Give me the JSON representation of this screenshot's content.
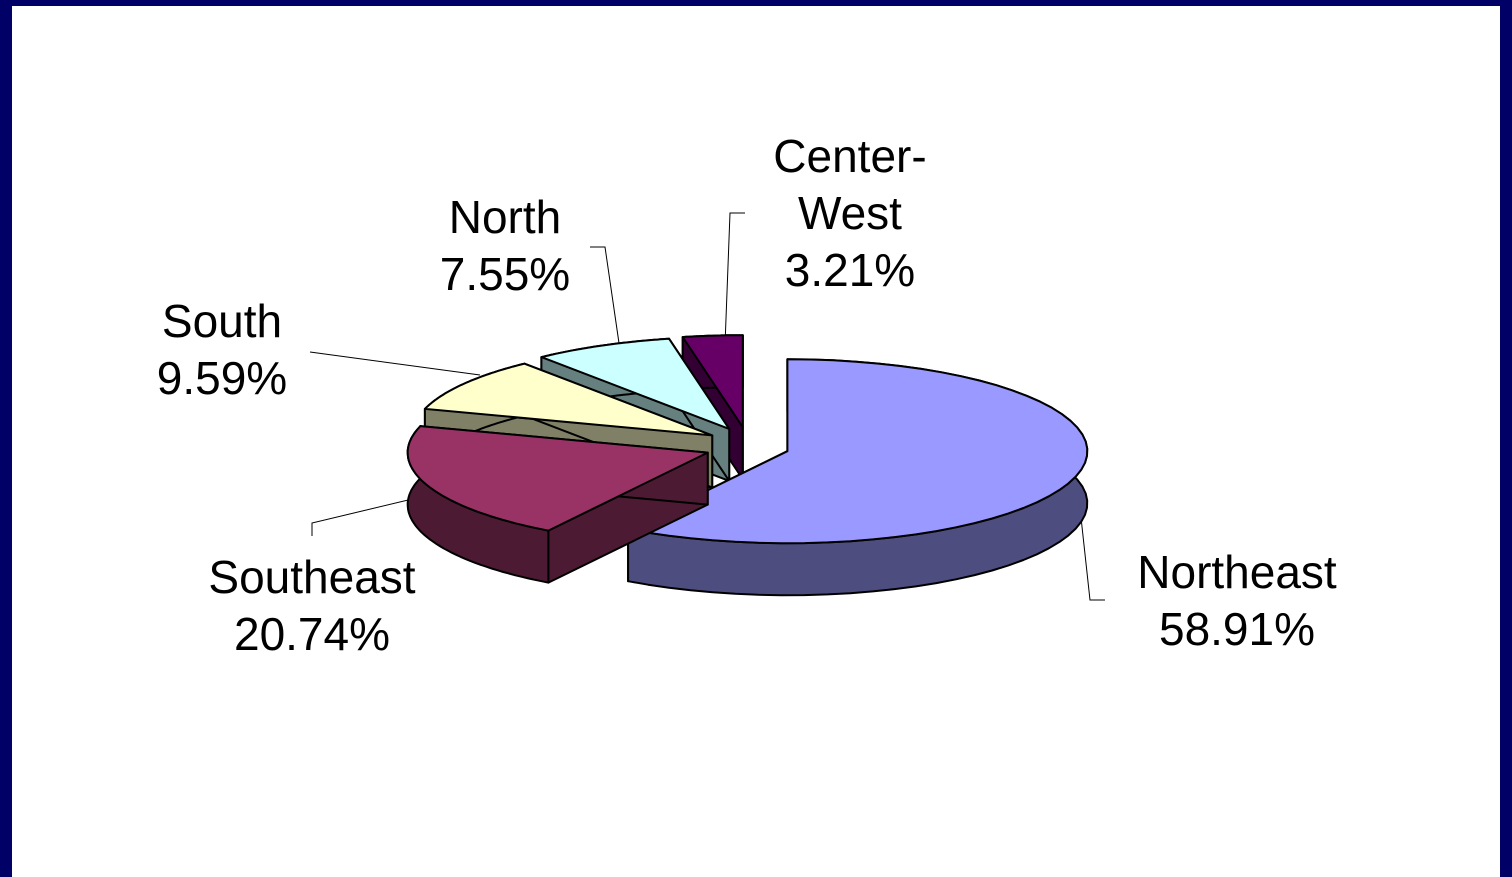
{
  "chart_data": {
    "type": "pie",
    "three_d": true,
    "exploded": true,
    "categories": [
      "Northeast",
      "Southeast",
      "South",
      "North",
      "Center-West"
    ],
    "values": [
      58.91,
      20.74,
      9.59,
      7.55,
      3.21
    ],
    "value_labels": [
      "58.91%",
      "20.74%",
      "9.59%",
      "7.55%",
      "3.21%"
    ],
    "colors": [
      "#9999ff",
      "#993366",
      "#ffffcc",
      "#ccffff",
      "#660066"
    ]
  }
}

━━━━━━━━

* Work to be completed *
In your copy, repeat each record exactly and include no pictures.

* Output of the exercise *
Give me the JSON representation of this screenshot's content.
{
  "chart_data": {
    "type": "pie",
    "three_d": true,
    "exploded": true,
    "categories": [
      "Northeast",
      "Southeast",
      "South",
      "North",
      "Center-West"
    ],
    "values": [
      58.91,
      20.74,
      9.59,
      7.55,
      3.21
    ],
    "value_labels": [
      "58.91%",
      "20.74%",
      "9.59%",
      "7.55%",
      "3.21%"
    ],
    "colors": [
      "#9999ff",
      "#993366",
      "#ffffcc",
      "#ccffff",
      "#660066"
    ]
  }
}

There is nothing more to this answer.